Write out each line from the data below that includes the word "xlabel".

### Dataset records

****************************************

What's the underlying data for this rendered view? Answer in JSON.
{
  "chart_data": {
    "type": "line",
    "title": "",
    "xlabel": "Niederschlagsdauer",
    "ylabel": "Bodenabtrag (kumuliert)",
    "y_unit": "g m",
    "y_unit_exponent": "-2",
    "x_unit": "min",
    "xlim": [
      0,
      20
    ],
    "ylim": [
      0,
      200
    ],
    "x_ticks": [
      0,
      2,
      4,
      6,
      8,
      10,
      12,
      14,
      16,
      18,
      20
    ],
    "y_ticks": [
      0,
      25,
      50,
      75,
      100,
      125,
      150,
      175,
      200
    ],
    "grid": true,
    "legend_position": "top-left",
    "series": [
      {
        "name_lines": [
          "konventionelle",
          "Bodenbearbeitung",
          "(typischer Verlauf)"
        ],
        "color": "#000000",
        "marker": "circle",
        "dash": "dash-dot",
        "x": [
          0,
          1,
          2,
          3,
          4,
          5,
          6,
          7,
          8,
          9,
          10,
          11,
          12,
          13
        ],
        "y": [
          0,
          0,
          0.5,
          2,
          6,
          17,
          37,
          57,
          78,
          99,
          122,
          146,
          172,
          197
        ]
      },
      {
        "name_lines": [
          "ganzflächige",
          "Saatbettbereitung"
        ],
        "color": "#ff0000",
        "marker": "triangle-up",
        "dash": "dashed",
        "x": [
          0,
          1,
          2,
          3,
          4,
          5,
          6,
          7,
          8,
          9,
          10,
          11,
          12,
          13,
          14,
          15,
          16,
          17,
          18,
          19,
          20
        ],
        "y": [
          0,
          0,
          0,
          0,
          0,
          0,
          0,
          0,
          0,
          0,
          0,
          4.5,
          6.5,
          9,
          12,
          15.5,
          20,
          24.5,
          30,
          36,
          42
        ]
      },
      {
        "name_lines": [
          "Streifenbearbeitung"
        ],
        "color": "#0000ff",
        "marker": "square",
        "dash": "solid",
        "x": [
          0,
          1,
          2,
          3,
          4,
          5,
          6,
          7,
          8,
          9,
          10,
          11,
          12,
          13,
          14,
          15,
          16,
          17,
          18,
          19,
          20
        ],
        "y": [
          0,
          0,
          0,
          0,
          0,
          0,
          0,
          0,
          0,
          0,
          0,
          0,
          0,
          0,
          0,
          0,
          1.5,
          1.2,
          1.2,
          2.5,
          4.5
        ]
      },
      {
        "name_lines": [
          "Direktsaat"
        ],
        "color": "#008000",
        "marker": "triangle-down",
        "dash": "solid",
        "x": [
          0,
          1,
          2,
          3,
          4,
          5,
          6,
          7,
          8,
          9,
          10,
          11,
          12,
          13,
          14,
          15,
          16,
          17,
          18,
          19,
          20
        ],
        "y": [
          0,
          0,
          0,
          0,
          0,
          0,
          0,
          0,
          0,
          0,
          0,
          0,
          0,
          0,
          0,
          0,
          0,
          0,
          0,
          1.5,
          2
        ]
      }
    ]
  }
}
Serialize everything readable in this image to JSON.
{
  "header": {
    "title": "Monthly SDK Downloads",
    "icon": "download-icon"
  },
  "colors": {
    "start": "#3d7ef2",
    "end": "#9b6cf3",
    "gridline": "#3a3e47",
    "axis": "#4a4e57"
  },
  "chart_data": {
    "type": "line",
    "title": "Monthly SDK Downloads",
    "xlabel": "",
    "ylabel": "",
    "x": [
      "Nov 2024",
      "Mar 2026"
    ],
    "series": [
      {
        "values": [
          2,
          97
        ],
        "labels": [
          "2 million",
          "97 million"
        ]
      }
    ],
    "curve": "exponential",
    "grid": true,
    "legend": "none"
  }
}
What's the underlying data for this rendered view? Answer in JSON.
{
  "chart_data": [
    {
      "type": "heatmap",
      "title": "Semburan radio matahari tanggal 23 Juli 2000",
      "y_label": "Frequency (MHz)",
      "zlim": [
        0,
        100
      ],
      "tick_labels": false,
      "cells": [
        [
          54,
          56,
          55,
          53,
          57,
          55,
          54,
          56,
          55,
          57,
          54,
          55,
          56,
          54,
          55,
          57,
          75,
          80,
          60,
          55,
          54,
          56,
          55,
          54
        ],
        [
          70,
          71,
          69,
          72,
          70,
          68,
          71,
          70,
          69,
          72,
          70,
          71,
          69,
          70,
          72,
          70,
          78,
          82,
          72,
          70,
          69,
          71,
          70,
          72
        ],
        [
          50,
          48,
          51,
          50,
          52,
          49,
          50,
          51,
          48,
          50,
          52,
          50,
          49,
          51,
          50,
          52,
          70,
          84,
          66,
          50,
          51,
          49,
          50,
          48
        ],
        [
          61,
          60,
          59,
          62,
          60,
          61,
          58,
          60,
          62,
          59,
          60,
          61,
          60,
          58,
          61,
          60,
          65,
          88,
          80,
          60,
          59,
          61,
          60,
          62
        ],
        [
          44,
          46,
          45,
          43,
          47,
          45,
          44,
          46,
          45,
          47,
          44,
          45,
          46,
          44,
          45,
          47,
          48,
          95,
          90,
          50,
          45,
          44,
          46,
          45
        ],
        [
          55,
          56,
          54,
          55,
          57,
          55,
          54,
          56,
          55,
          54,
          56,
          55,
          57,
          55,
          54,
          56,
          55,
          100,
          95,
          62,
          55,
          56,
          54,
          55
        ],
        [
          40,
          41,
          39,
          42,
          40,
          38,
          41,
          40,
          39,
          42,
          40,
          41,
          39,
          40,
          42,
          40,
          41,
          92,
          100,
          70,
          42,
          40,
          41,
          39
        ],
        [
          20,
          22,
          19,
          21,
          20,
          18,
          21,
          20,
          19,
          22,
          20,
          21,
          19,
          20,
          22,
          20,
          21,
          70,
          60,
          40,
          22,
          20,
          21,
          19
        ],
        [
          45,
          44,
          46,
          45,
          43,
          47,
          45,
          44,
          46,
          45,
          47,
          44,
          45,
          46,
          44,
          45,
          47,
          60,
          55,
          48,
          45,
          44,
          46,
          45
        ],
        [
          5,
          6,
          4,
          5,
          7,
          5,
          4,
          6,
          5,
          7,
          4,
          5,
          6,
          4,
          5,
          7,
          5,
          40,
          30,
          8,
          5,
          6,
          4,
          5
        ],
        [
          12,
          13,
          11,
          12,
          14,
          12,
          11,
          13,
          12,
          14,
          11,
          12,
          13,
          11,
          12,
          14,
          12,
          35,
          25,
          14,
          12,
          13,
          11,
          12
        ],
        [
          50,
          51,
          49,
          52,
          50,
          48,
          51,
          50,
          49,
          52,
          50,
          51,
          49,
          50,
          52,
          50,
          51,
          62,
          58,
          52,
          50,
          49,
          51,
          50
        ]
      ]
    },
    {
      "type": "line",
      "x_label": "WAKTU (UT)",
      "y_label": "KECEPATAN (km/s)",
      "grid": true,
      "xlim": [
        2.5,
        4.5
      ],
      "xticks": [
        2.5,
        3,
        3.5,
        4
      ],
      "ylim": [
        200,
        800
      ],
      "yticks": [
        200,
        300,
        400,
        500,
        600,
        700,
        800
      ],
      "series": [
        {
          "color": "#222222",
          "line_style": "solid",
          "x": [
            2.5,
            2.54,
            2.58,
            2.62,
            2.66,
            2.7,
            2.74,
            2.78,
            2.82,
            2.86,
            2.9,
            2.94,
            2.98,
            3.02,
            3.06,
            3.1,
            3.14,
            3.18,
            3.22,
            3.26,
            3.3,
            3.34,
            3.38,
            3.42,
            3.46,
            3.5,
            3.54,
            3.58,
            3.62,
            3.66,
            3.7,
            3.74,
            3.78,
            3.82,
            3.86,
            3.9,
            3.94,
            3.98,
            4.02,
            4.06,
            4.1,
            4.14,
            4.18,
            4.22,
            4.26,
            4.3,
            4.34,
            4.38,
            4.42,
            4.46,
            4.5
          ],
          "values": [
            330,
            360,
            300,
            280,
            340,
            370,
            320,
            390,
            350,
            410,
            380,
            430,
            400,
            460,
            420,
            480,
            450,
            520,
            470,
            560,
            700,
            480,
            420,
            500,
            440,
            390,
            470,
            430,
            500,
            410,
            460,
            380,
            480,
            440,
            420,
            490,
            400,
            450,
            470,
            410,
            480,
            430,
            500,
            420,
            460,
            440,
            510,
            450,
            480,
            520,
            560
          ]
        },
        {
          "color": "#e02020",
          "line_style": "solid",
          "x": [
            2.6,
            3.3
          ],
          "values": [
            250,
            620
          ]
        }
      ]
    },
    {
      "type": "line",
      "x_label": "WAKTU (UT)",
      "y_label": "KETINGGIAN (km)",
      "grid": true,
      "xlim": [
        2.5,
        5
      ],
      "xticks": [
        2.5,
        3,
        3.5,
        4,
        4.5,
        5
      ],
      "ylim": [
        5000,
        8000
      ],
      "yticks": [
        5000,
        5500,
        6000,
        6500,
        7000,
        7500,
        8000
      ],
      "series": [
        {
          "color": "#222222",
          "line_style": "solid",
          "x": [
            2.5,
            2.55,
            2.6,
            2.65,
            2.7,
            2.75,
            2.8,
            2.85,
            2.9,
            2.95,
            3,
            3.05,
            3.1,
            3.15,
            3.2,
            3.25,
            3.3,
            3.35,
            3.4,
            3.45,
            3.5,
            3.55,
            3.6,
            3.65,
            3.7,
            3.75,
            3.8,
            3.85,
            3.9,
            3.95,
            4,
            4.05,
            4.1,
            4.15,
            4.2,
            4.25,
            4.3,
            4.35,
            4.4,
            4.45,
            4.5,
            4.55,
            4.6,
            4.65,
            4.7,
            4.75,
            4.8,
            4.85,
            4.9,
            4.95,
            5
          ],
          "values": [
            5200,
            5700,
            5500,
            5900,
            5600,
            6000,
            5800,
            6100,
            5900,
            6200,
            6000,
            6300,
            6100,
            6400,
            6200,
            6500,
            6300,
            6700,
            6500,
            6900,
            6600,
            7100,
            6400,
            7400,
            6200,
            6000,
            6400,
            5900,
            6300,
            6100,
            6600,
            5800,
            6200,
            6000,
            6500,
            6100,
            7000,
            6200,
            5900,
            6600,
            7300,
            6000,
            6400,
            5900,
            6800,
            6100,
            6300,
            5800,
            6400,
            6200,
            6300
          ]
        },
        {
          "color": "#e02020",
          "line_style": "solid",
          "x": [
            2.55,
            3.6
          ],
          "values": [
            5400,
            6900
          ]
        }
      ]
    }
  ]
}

****************************************

### Written solution
    "xlabel": "Niederschlagsdauer",
    "xlabel": "",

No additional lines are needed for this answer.